Starting point is 00:12:19 And I call this the imperial center, and I talk about the right frontier of Germany, Gaul, Italy, and Spain. And firstly, the language. I mean, the Romance languages are Vulgar Latin, so they are directly related to the Roman world. That language, Vulgar Latin, wasn't spoken in any of those regions until the Roman conquests outside of Italy, and therefore that's a direct relevance to the Roman world. In fact, bizarrely, actually, Dan, if you look at the parts of the world where the Romance language spoken today is closest to Vulgar Latin than anywhere else, it's Romania,
Starting point is 00:12:44 which largely was the salient province of Dacia, where the Romans only stayed there from the reigns of Trajan to the reign of Aurelius. That's what 150 years. And even after that 150 year period, still the language spoken there is, it could almost be Roman. That's how close it is to Volga Latin. Then you have the Catholic Church, of course, used by later Roman emperors as a force of political coercion, as well as the actual church of choice, so the Catholic Church. And also you have law codes in all those regions, which still today are based on Roman law. They're originally going all the way back to the 12 tables of the Roman Republic. Really so obvious, provided you're looking for it, it smacks you in the face.
+ + + +
Task to complete: In the transcript about the legacy of the Roman world, where is the Romance language spoken today closest to Vulgar Latin?

Data:
+ + + +
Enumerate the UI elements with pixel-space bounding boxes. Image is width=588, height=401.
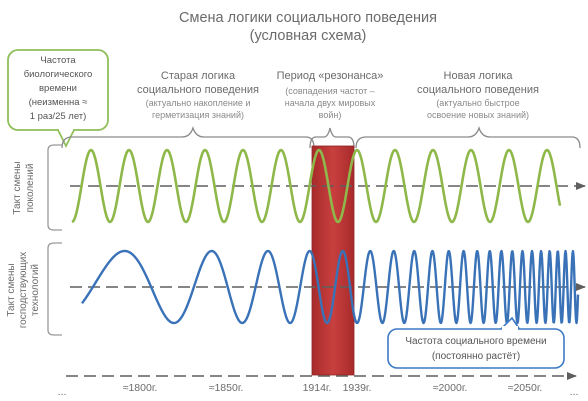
+ + + +
Response to this task: Romania